*** RECORD EXTRACTS ***

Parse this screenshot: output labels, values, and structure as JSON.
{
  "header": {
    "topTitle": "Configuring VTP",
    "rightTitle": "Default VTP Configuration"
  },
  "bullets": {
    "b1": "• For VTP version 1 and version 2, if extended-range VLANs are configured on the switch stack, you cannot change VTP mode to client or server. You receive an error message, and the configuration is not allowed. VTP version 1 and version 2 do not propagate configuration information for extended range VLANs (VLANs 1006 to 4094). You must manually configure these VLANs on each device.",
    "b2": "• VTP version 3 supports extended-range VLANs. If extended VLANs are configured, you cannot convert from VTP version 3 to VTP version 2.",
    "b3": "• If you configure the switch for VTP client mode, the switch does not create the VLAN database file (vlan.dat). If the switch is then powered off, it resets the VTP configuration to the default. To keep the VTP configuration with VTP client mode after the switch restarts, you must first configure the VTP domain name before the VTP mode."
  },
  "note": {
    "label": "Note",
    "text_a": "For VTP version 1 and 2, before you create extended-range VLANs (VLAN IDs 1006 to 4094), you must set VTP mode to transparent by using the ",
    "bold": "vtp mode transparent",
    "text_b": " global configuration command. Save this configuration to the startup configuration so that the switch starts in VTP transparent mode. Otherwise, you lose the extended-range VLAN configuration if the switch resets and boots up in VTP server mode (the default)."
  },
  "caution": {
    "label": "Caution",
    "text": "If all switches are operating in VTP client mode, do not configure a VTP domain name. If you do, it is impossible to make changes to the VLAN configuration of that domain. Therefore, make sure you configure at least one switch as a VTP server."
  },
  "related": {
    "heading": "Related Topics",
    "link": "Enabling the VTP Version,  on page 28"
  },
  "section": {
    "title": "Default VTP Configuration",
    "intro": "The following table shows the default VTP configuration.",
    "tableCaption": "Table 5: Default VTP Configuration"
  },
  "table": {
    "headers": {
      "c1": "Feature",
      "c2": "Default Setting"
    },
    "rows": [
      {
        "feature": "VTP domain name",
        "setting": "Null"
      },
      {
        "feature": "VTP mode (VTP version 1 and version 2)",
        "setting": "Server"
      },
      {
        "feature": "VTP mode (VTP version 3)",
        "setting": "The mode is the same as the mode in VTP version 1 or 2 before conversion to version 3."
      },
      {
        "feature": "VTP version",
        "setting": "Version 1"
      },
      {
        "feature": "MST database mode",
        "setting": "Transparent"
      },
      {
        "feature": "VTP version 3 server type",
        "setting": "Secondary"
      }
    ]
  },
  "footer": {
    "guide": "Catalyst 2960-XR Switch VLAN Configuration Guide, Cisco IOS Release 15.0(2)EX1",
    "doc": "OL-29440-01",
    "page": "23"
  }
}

***
*** RECORD EXTRACTS ***

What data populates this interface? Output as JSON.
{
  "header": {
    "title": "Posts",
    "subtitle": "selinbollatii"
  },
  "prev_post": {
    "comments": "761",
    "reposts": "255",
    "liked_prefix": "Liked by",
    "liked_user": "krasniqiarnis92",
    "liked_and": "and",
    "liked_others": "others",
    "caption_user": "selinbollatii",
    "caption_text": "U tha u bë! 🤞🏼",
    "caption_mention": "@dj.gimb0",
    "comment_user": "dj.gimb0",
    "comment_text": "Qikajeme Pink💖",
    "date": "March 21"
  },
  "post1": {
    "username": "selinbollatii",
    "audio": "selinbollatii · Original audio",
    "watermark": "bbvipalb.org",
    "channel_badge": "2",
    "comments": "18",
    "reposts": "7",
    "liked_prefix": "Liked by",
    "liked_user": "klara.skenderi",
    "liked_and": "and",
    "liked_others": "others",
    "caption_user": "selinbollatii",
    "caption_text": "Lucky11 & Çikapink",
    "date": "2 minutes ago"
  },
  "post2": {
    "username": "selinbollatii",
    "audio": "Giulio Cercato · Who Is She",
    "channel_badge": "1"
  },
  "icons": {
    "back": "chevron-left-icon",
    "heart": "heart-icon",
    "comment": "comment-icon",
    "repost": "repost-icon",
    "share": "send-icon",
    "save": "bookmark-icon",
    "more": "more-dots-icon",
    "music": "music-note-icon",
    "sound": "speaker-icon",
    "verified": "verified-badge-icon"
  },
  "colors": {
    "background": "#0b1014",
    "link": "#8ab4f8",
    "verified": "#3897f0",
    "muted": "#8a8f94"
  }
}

***

▶ WHAT YOU WILL DO
Find out how many lines in the listing contain the string "link". Give the number alone.

▶ SOLUTION
2